## THE TASK:
Word for word, transcribe the lines below and drop the pictures.

## DATA PROVIDED:
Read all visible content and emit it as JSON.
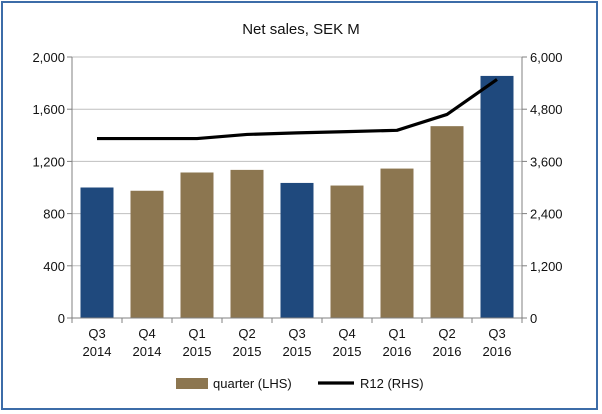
{
  "chart_data": {
    "type": "bar",
    "title": "Net sales, SEK M",
    "categories": [
      [
        "Q3",
        "2014"
      ],
      [
        "Q4",
        "2014"
      ],
      [
        "Q1",
        "2015"
      ],
      [
        "Q2",
        "2015"
      ],
      [
        "Q3",
        "2015"
      ],
      [
        "Q4",
        "2015"
      ],
      [
        "Q1",
        "2016"
      ],
      [
        "Q2",
        "2016"
      ],
      [
        "Q3",
        "2016"
      ]
    ],
    "series": [
      {
        "name": "quarter (LHS)",
        "type": "bar",
        "axis": "left",
        "values": [
          1000,
          975,
          1115,
          1135,
          1035,
          1015,
          1145,
          1470,
          1855
        ],
        "bar_colors": [
          "#1f497d",
          "#8c7650",
          "#8c7650",
          "#8c7650",
          "#1f497d",
          "#8c7650",
          "#8c7650",
          "#8c7650",
          "#1f497d"
        ]
      },
      {
        "name": "R12 (RHS)",
        "type": "line",
        "axis": "right",
        "values": [
          4125,
          4125,
          4125,
          4220,
          4255,
          4285,
          4315,
          4680,
          5485
        ],
        "color": "#000000"
      }
    ],
    "left_axis": {
      "min": 0,
      "max": 2000,
      "ticks": [
        "0",
        "400",
        "800",
        "1,200",
        "1,600",
        "2,000"
      ],
      "tick_values": [
        0,
        400,
        800,
        1200,
        1600,
        2000
      ]
    },
    "right_axis": {
      "min": 0,
      "max": 6000,
      "ticks": [
        "0",
        "1,200",
        "2,400",
        "3,600",
        "4,800",
        "6,000"
      ],
      "tick_values": [
        0,
        1200,
        2400,
        3600,
        4800,
        6000
      ]
    },
    "grid": true,
    "legend": {
      "position": "bottom",
      "items": [
        {
          "label": "quarter (LHS)",
          "symbol": "box",
          "color": "#8c7650"
        },
        {
          "label": "R12 (RHS)",
          "symbol": "line",
          "color": "#000000"
        }
      ]
    }
  },
  "colors": {
    "frame_border": "#3c6ca8",
    "gridline": "#bfbfbf",
    "axis": "#808080"
  }
}
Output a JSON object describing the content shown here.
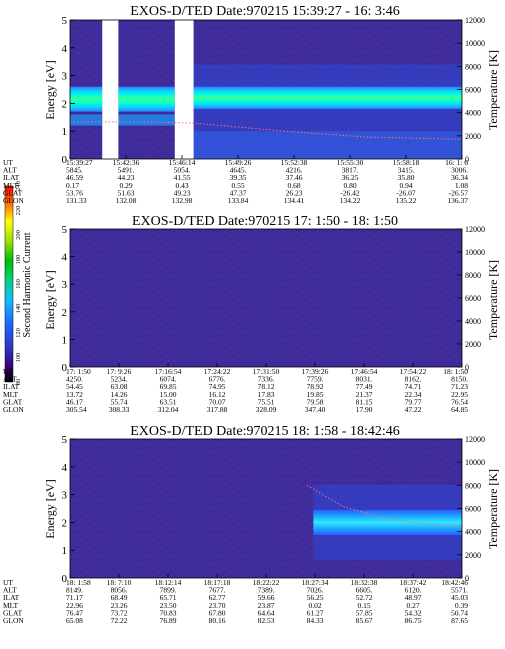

## ANSWER:
Read all visible content and emit it as JSON.
{
  "chart_data": {
    "type": "bar",
    "title": "Net sales, SEK M",
    "categories": [
      [
        "Q3",
        "2014"
      ],
      [
        "Q4",
        "2014"
      ],
      [
        "Q1",
        "2015"
      ],
      [
        "Q2",
        "2015"
      ],
      [
        "Q3",
        "2015"
      ],
      [
        "Q4",
        "2015"
      ],
      [
        "Q1",
        "2016"
      ],
      [
        "Q2",
        "2016"
      ],
      [
        "Q3",
        "2016"
      ]
    ],
    "series": [
      {
        "name": "quarter (LHS)",
        "type": "bar",
        "axis": "left",
        "values": [
          1000,
          975,
          1115,
          1135,
          1035,
          1015,
          1145,
          1470,
          1855
        ],
        "bar_colors": [
          "#1f497d",
          "#8c7650",
          "#8c7650",
          "#8c7650",
          "#1f497d",
          "#8c7650",
          "#8c7650",
          "#8c7650",
          "#1f497d"
        ]
      },
      {
        "name": "R12 (RHS)",
        "type": "line",
        "axis": "right",
        "values": [
          4125,
          4125,
          4125,
          4220,
          4255,
          4285,
          4315,
          4680,
          5485
        ],
        "color": "#000000"
      }
    ],
    "left_axis": {
      "min": 0,
      "max": 2000,
      "ticks": [
        "0",
        "400",
        "800",
        "1,200",
        "1,600",
        "2,000"
      ],
      "tick_values": [
        0,
        400,
        800,
        1200,
        1600,
        2000
      ]
    },
    "right_axis": {
      "min": 0,
      "max": 6000,
      "ticks": [
        "0",
        "1,200",
        "2,400",
        "3,600",
        "4,800",
        "6,000"
      ],
      "tick_values": [
        0,
        1200,
        2400,
        3600,
        4800,
        6000
      ]
    },
    "grid": true,
    "legend": {
      "position": "bottom",
      "items": [
        {
          "label": "quarter (LHS)",
          "symbol": "box",
          "color": "#8c7650"
        },
        {
          "label": "R12 (RHS)",
          "symbol": "line",
          "color": "#000000"
        }
      ]
    }
  },
  "colors": {
    "frame_border": "#3c6ca8",
    "gridline": "#bfbfbf",
    "axis": "#808080"
  }
}
Output a JSON object describing the content shown here.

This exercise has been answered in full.